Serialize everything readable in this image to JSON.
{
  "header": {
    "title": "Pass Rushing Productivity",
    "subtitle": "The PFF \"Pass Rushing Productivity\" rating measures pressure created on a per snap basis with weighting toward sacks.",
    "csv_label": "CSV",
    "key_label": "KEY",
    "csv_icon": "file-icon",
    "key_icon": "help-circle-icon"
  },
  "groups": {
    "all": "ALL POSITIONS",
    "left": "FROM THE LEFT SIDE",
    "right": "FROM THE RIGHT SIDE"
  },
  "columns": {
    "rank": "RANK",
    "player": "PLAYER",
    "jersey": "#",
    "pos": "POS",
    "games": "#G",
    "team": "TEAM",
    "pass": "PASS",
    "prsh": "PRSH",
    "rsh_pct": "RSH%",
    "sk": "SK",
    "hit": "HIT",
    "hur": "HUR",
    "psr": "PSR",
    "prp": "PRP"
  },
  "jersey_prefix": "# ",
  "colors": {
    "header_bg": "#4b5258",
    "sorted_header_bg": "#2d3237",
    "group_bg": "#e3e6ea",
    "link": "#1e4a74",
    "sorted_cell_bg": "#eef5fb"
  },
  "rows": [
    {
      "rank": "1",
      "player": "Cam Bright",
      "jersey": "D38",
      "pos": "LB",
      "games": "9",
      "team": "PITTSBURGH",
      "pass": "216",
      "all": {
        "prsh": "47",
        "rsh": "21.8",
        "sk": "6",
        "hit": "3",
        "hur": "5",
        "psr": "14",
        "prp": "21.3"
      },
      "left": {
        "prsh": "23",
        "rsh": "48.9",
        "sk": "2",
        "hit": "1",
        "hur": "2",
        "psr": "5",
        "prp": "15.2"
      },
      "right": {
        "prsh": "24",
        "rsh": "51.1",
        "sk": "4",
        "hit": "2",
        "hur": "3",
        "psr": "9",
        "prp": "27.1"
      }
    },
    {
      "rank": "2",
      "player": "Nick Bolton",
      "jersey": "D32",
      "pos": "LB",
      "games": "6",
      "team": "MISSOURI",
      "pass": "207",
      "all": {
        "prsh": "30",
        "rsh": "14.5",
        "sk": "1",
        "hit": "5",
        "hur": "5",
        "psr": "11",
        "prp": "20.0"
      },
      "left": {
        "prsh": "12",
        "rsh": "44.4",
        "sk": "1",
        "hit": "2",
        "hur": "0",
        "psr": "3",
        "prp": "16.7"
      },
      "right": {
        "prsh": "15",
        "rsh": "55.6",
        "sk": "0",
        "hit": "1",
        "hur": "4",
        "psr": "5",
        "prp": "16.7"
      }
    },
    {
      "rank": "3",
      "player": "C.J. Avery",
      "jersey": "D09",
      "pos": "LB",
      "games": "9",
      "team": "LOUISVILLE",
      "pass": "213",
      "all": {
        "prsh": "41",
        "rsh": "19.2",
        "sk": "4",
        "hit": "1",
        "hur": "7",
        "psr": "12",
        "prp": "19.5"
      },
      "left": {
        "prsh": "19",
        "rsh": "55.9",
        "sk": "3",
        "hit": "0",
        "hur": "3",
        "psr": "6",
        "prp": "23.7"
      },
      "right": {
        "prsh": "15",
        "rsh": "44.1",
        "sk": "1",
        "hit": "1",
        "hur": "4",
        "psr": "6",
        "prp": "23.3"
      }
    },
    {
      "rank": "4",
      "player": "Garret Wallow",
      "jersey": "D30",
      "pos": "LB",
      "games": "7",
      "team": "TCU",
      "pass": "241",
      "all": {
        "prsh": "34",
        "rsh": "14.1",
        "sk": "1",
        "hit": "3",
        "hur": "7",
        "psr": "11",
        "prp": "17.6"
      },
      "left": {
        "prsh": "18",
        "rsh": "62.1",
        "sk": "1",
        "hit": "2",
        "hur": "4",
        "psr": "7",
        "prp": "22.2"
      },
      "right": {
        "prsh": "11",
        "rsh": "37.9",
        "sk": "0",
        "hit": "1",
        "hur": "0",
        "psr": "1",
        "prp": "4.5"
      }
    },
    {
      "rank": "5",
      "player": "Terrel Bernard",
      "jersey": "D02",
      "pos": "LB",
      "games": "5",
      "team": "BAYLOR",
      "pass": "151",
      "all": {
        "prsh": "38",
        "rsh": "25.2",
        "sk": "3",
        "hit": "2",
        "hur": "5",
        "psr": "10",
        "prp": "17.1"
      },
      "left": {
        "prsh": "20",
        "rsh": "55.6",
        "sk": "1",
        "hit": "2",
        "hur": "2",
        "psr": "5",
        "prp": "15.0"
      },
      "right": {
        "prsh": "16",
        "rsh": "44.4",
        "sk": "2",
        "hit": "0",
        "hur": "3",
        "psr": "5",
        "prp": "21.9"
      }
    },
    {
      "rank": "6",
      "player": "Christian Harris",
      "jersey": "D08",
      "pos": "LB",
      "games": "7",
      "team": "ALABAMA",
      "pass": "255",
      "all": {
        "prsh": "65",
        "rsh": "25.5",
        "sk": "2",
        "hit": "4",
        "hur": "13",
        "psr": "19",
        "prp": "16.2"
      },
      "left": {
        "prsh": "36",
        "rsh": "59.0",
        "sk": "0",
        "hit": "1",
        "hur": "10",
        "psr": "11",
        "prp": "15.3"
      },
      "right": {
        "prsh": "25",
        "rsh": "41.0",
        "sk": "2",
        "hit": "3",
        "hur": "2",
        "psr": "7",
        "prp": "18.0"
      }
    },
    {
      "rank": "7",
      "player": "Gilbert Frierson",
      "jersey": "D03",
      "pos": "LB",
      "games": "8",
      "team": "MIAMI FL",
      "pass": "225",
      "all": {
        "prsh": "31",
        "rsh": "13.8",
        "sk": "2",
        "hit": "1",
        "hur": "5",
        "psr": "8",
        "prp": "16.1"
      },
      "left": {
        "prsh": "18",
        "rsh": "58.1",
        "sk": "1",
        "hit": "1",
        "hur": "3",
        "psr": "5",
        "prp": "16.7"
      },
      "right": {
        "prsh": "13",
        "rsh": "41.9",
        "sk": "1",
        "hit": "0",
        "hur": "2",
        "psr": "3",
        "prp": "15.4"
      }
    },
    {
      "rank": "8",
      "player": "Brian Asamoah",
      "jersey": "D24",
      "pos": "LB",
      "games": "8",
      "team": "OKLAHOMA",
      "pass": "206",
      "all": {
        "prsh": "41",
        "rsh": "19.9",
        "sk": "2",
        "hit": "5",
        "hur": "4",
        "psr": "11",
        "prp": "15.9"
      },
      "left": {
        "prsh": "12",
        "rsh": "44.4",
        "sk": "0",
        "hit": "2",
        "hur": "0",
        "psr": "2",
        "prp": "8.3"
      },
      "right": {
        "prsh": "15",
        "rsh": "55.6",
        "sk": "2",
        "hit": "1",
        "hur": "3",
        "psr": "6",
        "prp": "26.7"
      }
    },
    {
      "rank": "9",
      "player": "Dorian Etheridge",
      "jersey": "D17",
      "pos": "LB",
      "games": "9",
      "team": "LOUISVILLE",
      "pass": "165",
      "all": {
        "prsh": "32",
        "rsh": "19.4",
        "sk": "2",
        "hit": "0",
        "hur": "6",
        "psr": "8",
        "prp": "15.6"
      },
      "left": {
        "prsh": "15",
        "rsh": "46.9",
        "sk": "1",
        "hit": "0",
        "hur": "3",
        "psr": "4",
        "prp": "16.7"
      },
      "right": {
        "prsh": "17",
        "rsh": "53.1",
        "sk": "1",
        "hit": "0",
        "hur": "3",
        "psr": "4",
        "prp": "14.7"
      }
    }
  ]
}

▬▬▬▬▬▬▬▬▬▬

> **To be done**: Print the material verbatim, all of it.

> **Exercise solution**:
Serialize everything readable in this image to JSON.
{
  "header": {
    "title": "Pass Rushing Productivity",
    "subtitle": "The PFF \"Pass Rushing Productivity\" rating measures pressure created on a per snap basis with weighting toward sacks.",
    "csv_label": "CSV",
    "key_label": "KEY",
    "csv_icon": "file-icon",
    "key_icon": "help-circle-icon"
  },
  "groups": {
    "all": "ALL POSITIONS",
    "left": "FROM THE LEFT SIDE",
    "right": "FROM THE RIGHT SIDE"
  },
  "columns": {
    "rank": "RANK",
    "player": "PLAYER",
    "jersey": "#",
    "pos": "POS",
    "games": "#G",
    "team": "TEAM",
    "pass": "PASS",
    "prsh": "PRSH",
    "rsh_pct": "RSH%",
    "sk": "SK",
    "hit": "HIT",
    "hur": "HUR",
    "psr": "PSR",
    "prp": "PRP"
  },
  "jersey_prefix": "# ",
  "colors": {
    "header_bg": "#4b5258",
    "sorted_header_bg": "#2d3237",
    "group_bg": "#e3e6ea",
    "link": "#1e4a74",
    "sorted_cell_bg": "#eef5fb"
  },
  "rows": [
    {
      "rank": "1",
      "player": "Cam Bright",
      "jersey": "D38",
      "pos": "LB",
      "games": "9",
      "team": "PITTSBURGH",
      "pass": "216",
      "all": {
        "prsh": "47",
        "rsh": "21.8",
        "sk": "6",
        "hit": "3",
        "hur": "5",
        "psr": "14",
        "prp": "21.3"
      },
      "left": {
        "prsh": "23",
        "rsh": "48.9",
        "sk": "2",
        "hit": "1",
        "hur": "2",
        "psr": "5",
        "prp": "15.2"
      },
      "right": {
        "prsh": "24",
        "rsh": "51.1",
        "sk": "4",
        "hit": "2",
        "hur": "3",
        "psr": "9",
        "prp": "27.1"
      }
    },
    {
      "rank": "2",
      "player": "Nick Bolton",
      "jersey": "D32",
      "pos": "LB",
      "games": "6",
      "team": "MISSOURI",
      "pass": "207",
      "all": {
        "prsh": "30",
        "rsh": "14.5",
        "sk": "1",
        "hit": "5",
        "hur": "5",
        "psr": "11",
        "prp": "20.0"
      },
      "left": {
        "prsh": "12",
        "rsh": "44.4",
        "sk": "1",
        "hit": "2",
        "hur": "0",
        "psr": "3",
        "prp": "16.7"
      },
      "right": {
        "prsh": "15",
        "rsh": "55.6",
        "sk": "0",
        "hit": "1",
        "hur": "4",
        "psr": "5",
        "prp": "16.7"
      }
    },
    {
      "rank": "3",
      "player": "C.J. Avery",
      "jersey": "D09",
      "pos": "LB",
      "games": "9",
      "team": "LOUISVILLE",
      "pass": "213",
      "all": {
        "prsh": "41",
        "rsh": "19.2",
        "sk": "4",
        "hit": "1",
        "hur": "7",
        "psr": "12",
        "prp": "19.5"
      },
      "left": {
        "prsh": "19",
        "rsh": "55.9",
        "sk": "3",
        "hit": "0",
        "hur": "3",
        "psr": "6",
        "prp": "23.7"
      },
      "right": {
        "prsh": "15",
        "rsh": "44.1",
        "sk": "1",
        "hit": "1",
        "hur": "4",
        "psr": "6",
        "prp": "23.3"
      }
    },
    {
      "rank": "4",
      "player": "Garret Wallow",
      "jersey": "D30",
      "pos": "LB",
      "games": "7",
      "team": "TCU",
      "pass": "241",
      "all": {
        "prsh": "34",
        "rsh": "14.1",
        "sk": "1",
        "hit": "3",
        "hur": "7",
        "psr": "11",
        "prp": "17.6"
      },
      "left": {
        "prsh": "18",
        "rsh": "62.1",
        "sk": "1",
        "hit": "2",
        "hur": "4",
        "psr": "7",
        "prp": "22.2"
      },
      "right": {
        "prsh": "11",
        "rsh": "37.9",
        "sk": "0",
        "hit": "1",
        "hur": "0",
        "psr": "1",
        "prp": "4.5"
      }
    },
    {
      "rank": "5",
      "player": "Terrel Bernard",
      "jersey": "D02",
      "pos": "LB",
      "games": "5",
      "team": "BAYLOR",
      "pass": "151",
      "all": {
        "prsh": "38",
        "rsh": "25.2",
        "sk": "3",
        "hit": "2",
        "hur": "5",
        "psr": "10",
        "prp": "17.1"
      },
      "left": {
        "prsh": "20",
        "rsh": "55.6",
        "sk": "1",
        "hit": "2",
        "hur": "2",
        "psr": "5",
        "prp": "15.0"
      },
      "right": {
        "prsh": "16",
        "rsh": "44.4",
        "sk": "2",
        "hit": "0",
        "hur": "3",
        "psr": "5",
        "prp": "21.9"
      }
    },
    {
      "rank": "6",
      "player": "Christian Harris",
      "jersey": "D08",
      "pos": "LB",
      "games": "7",
      "team": "ALABAMA",
      "pass": "255",
      "all": {
        "prsh": "65",
        "rsh": "25.5",
        "sk": "2",
        "hit": "4",
        "hur": "13",
        "psr": "19",
        "prp": "16.2"
      },
      "left": {
        "prsh": "36",
        "rsh": "59.0",
        "sk": "0",
        "hit": "1",
        "hur": "10",
        "psr": "11",
        "prp": "15.3"
      },
      "right": {
        "prsh": "25",
        "rsh": "41.0",
        "sk": "2",
        "hit": "3",
        "hur": "2",
        "psr": "7",
        "prp": "18.0"
      }
    },
    {
      "rank": "7",
      "player": "Gilbert Frierson",
      "jersey": "D03",
      "pos": "LB",
      "games": "8",
      "team": "MIAMI FL",
      "pass": "225",
      "all": {
        "prsh": "31",
        "rsh": "13.8",
        "sk": "2",
        "hit": "1",
        "hur": "5",
        "psr": "8",
        "prp": "16.1"
      },
      "left": {
        "prsh": "18",
        "rsh": "58.1",
        "sk": "1",
        "hit": "1",
        "hur": "3",
        "psr": "5",
        "prp": "16.7"
      },
      "right": {
        "prsh": "13",
        "rsh": "41.9",
        "sk": "1",
        "hit": "0",
        "hur": "2",
        "psr": "3",
        "prp": "15.4"
      }
    },
    {
      "rank": "8",
      "player": "Brian Asamoah",
      "jersey": "D24",
      "pos": "LB",
      "games": "8",
      "team": "OKLAHOMA",
      "pass": "206",
      "all": {
        "prsh": "41",
        "rsh": "19.9",
        "sk": "2",
        "hit": "5",
        "hur": "4",
        "psr": "11",
        "prp": "15.9"
      },
      "left": {
        "prsh": "12",
        "rsh": "44.4",
        "sk": "0",
        "hit": "2",
        "hur": "0",
        "psr": "2",
        "prp": "8.3"
      },
      "right": {
        "prsh": "15",
        "rsh": "55.6",
        "sk": "2",
        "hit": "1",
        "hur": "3",
        "psr": "6",
        "prp": "26.7"
      }
    },
    {
      "rank": "9",
      "player": "Dorian Etheridge",
      "jersey": "D17",
      "pos": "LB",
      "games": "9",
      "team": "LOUISVILLE",
      "pass": "165",
      "all": {
        "prsh": "32",
        "rsh": "19.4",
        "sk": "2",
        "hit": "0",
        "hur": "6",
        "psr": "8",
        "prp": "15.6"
      },
      "left": {
        "prsh": "15",
        "rsh": "46.9",
        "sk": "1",
        "hit": "0",
        "hur": "3",
        "psr": "4",
        "prp": "16.7"
      },
      "right": {
        "prsh": "17",
        "rsh": "53.1",
        "sk": "1",
        "hit": "0",
        "hur": "3",
        "psr": "4",
        "prp": "14.7"
      }
    }
  ]
}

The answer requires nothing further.